▸ **Задания**
#1 Перескажите короче абзац отрывка о Сарыкамышской впадине, который начинается словами «Человек опять шел в пустыню». Основные факты нужно сохранить.
#2 Перепишите слово в слово фрагмент отрывка о Сарыкамышской впадине, начиная со слов «Человек опять шел» и далее до слов «в огромный овраг.» включительно.

Ночью мы увидели Сарыкамышскую впадину, высохшее озеро. Внизу, в ночи, за ямами и оврагами, белело что-то огромное, как туман. Это были солончаки, дно залива, где не ступала еще нога человека. Обессилевшая колонна притаилась у стены. С залива бежал ветер, раздувая пламя костров, осыпая людей искрами. За кострами белела неизвестность. Ночью профессор Цинзерлинг взял лопату, веревку и ушел к Сарыкамышской впадине.
Человек опять шел в пустыню. В брезентовых сапогах со шнурочками он прошел мимо костра. Терпеливый профессор, нагруженный веревкой и лопатой, пожелал нам спокойной ночи и, осторожно ступая, чтобы не разбудить спящих на земле людей, скрылся в темноте. Ветер донес его глухие шаги из оврага и стук осыпающейся гальки. Мы уснули.
Профессор всю ночь проходил у озера и открыл подземные русла высохших рек. Он подошел к высохшему дну, падал в ямы, карабкался, наконец спустился в огромный овраг.
«Здесь лучше идти, потому что на дне оврагов ям не бывает». И вдруг перед ним в стене огромная дыра. Он попал в пещеру. Шел десять метров, двадцать, пятьдесят. Холодно. Пещера все уже. Очевидно, это не главное русло, — нужно найти его. Нашел. Выход завален куском мергеля величиной с автомобиль. Профессор полез в щель. За спиной лопата, тужурка. Лопата и вьюк зацепились — профессор повис в воздухе. Так можно остаться здесь навсегда. Колонна автомобилей уйдет, а профессор останется висеть под землей, у своего мирового открытия. Он изо всех сил уперся ногами в стену, освободил вьюк и упал в пещеру. Прошел по подземному руслу несколько километров. Мергель, камни, почва из глины и соли, под солью мергель гипсовый, твердый пласт, Утром он вернулся к лагерю, исцарапанный и вымазанный в глине.

▸ **Фрагменты данных**
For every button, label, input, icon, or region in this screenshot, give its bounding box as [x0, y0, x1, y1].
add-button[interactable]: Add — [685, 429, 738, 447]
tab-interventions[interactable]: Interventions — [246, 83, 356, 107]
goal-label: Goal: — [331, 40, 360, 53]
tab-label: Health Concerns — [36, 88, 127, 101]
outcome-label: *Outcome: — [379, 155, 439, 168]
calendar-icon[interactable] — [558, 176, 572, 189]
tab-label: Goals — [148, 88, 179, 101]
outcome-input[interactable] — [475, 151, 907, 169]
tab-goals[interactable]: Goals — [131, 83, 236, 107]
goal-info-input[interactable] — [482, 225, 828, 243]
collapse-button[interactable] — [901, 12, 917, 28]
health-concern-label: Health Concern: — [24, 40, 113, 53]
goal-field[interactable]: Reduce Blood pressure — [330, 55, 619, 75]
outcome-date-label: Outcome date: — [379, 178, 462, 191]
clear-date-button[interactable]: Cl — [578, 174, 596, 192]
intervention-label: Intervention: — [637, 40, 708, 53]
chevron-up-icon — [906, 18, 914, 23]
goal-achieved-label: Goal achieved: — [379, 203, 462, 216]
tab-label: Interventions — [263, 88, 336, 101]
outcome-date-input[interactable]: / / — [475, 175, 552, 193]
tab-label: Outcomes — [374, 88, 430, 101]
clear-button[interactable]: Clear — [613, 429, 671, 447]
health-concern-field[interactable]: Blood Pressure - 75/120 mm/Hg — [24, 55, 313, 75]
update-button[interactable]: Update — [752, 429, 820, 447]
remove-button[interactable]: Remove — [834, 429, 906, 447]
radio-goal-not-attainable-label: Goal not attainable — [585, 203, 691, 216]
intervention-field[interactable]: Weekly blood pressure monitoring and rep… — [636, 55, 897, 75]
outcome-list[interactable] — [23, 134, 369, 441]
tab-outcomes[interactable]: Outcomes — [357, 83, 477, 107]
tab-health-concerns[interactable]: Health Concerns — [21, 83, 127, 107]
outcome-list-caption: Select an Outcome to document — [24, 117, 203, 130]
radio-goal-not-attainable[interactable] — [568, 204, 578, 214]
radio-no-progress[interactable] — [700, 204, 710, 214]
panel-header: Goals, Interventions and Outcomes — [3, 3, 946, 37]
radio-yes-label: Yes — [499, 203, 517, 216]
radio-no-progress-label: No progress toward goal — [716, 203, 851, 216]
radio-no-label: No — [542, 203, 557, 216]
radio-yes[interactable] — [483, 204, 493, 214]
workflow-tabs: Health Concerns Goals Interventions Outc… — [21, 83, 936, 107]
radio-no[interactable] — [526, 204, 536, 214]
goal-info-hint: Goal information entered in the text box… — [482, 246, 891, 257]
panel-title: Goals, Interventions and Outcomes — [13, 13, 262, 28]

▸ **Ответы к заданиям**
#1 Профессор в брезентовых сапогах со шнурочками, нагруженный веревкой и лопатой, снова ушел в пустыню. Он прошел мимо костра и пожелал спокойной ночи. Стараясь не разбудить спящих на земле людей, он скрылся в темноте. Ветер донес его шаги из оврага и стук осыпающейся гальки, а остальные уснули.

#2
Человек опять шел в пустыню. В брезентовых сапогах со шнурочками он прошел мимо костра. Терпеливый профессор, нагруженный веревкой и лопатой, пожелал нам спокойной ночи и, осторожно ступая, чтобы не разбудить спящих на земле людей, скрылся в темноте. Ветер донес его глухие шаги из оврага и стук осыпающейся гальки. Мы уснули.
Профессор всю ночь проходил у озера и открыл подземные русла высохших рек. Он подошел к высохшему дну, падал в ямы, карабкался, наконец спустился в огромный овраг.